Provided information start
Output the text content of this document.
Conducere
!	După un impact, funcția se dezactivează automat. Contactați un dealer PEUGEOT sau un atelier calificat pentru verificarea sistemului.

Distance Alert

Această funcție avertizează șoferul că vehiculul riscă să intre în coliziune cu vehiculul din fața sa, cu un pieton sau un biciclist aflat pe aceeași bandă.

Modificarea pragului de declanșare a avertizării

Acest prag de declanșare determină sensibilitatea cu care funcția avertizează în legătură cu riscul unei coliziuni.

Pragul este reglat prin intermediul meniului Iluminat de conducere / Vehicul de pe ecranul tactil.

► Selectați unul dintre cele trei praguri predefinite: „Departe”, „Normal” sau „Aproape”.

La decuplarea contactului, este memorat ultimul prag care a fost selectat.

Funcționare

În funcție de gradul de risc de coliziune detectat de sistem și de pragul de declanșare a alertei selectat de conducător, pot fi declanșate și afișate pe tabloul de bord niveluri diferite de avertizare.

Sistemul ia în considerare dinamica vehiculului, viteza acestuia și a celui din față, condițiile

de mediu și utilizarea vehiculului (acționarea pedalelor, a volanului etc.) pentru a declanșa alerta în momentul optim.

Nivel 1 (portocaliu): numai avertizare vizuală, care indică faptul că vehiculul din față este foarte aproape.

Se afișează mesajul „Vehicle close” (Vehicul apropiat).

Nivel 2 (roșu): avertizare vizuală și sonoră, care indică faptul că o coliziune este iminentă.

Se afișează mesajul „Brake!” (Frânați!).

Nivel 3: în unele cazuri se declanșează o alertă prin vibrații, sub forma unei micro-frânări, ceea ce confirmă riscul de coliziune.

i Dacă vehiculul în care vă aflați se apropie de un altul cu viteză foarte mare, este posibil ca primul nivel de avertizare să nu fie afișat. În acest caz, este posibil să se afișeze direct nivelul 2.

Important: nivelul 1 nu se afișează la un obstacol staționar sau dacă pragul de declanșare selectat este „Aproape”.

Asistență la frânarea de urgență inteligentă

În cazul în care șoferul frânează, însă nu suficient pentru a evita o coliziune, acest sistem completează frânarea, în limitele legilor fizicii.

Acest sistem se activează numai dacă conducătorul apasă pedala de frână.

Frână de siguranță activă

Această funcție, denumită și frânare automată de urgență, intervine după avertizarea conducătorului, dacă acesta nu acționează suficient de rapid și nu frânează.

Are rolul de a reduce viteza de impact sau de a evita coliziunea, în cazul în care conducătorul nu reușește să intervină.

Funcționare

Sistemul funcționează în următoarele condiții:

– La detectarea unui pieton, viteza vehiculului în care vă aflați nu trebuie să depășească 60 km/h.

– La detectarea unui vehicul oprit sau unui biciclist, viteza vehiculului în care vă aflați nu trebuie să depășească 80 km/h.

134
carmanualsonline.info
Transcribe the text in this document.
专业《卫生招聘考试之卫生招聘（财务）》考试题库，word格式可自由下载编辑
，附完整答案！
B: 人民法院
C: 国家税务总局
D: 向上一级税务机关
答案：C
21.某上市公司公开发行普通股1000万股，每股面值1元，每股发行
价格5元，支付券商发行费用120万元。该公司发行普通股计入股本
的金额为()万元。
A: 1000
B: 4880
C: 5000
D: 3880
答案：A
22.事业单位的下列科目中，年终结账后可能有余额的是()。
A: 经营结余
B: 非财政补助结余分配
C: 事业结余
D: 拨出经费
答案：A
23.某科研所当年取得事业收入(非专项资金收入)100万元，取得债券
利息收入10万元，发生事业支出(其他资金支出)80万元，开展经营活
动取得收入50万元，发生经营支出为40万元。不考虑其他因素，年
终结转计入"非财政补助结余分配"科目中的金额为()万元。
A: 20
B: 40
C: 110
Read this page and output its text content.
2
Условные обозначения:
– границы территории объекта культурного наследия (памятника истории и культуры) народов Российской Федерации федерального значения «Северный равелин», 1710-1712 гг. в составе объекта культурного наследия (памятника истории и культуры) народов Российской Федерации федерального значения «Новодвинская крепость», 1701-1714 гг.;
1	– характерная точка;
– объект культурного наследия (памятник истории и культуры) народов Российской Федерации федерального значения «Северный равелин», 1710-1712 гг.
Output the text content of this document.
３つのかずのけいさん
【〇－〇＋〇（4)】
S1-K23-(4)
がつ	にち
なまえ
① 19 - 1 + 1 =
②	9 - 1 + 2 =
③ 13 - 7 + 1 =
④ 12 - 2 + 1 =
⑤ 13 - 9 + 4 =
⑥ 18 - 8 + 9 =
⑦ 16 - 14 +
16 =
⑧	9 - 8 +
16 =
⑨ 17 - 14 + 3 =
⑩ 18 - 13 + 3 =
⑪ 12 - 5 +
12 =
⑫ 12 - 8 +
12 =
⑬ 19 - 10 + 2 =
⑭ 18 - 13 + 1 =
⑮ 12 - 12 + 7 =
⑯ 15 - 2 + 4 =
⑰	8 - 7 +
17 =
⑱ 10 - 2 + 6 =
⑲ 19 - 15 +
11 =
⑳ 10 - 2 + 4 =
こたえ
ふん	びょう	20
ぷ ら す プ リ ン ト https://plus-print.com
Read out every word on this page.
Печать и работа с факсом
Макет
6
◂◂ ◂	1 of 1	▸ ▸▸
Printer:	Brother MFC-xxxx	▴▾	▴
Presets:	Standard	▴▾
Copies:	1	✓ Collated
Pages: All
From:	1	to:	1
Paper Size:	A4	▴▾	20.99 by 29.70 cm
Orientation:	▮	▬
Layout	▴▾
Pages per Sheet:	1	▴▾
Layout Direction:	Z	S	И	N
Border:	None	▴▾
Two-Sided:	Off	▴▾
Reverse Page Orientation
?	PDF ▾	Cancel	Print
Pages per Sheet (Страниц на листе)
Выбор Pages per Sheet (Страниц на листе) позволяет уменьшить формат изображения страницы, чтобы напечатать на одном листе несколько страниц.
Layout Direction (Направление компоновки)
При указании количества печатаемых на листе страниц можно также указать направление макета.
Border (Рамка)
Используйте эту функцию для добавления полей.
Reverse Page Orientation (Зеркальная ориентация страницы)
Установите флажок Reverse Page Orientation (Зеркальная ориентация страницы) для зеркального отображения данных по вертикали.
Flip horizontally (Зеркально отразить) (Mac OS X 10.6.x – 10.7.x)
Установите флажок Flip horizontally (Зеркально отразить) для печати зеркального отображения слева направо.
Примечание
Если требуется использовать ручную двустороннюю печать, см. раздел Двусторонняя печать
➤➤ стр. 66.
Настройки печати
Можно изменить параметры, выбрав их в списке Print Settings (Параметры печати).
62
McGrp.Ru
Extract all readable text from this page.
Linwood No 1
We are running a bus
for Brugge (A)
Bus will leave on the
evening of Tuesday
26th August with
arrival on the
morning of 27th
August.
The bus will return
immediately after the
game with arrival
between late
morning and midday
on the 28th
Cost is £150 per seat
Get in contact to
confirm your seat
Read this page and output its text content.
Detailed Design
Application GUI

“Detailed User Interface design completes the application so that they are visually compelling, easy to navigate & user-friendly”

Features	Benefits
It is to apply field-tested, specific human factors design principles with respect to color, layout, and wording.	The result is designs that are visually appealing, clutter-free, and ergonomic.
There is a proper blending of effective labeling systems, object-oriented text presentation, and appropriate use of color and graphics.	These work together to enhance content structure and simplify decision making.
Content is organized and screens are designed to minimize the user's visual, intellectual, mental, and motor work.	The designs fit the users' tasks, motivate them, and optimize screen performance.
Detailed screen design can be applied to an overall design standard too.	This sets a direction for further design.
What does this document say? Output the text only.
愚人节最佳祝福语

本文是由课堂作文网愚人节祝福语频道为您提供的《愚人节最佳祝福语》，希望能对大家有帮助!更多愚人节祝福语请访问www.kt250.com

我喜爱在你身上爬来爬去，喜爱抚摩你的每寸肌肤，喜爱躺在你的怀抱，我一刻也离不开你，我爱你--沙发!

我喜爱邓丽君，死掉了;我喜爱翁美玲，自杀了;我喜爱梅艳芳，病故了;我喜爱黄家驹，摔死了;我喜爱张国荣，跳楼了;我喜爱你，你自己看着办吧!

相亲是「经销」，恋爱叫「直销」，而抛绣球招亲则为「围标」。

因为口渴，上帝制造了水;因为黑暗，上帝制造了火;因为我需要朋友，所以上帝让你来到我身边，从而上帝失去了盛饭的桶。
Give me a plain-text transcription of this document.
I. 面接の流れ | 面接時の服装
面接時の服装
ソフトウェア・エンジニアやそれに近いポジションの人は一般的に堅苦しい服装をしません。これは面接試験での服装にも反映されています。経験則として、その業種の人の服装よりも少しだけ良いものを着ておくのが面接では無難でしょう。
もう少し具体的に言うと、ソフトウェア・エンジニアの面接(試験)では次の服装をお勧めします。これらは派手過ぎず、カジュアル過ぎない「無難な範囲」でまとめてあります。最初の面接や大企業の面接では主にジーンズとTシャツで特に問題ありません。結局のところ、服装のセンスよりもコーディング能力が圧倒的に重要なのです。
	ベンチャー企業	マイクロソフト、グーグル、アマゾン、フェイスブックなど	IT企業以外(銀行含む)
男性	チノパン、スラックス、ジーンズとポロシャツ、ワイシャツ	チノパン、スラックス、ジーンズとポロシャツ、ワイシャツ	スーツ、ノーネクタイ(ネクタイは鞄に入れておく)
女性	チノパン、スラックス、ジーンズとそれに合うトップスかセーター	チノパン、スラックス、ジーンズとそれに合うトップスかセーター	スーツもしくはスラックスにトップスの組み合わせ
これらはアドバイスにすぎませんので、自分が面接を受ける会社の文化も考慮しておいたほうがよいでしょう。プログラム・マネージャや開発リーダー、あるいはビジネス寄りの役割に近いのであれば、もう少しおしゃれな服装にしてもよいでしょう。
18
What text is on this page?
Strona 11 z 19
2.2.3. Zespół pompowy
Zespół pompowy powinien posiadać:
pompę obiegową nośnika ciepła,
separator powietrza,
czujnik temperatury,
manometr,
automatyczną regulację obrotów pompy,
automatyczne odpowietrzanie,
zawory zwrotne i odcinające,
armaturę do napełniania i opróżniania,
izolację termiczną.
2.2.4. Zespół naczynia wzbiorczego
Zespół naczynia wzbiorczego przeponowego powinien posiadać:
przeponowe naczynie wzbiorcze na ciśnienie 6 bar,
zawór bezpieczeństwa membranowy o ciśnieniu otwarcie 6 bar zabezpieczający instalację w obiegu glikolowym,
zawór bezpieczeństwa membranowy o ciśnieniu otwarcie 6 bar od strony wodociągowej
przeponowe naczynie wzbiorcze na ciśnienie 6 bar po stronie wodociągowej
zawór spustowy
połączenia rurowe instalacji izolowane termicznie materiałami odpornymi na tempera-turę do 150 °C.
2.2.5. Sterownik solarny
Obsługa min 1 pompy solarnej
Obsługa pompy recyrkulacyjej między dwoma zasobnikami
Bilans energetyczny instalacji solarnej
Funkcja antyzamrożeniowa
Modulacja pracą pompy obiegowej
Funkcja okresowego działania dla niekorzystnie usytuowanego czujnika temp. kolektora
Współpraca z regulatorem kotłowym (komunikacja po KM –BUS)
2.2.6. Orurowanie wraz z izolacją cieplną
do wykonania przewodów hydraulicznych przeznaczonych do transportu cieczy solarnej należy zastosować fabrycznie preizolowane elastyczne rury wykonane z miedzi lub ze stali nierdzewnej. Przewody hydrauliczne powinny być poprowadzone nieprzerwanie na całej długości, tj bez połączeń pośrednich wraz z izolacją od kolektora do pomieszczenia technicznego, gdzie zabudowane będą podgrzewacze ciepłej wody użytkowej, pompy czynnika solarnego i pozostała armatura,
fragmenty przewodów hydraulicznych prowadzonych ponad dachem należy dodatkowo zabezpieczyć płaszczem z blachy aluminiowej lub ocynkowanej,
Provided information end
■ Stated task: Pick out and copy every line that contains the word "vehiculului".

■ Final result:
Sistemul ia în considerare dinamica vehiculului, viteza acestuia și a celui din față, condițiile
de mediu și utilizarea vehiculului (acționarea pedalelor, a volanului etc.) pentru a declanșa alerta în momentul optim.
– La detectarea unui pieton, viteza vehiculului în care vă aflați nu trebuie să depășească 60 km/h.
– La detectarea unui vehicul oprit sau unui biciclist, viteza vehiculului în care vă aflați nu trebuie să depășească 80 km/h.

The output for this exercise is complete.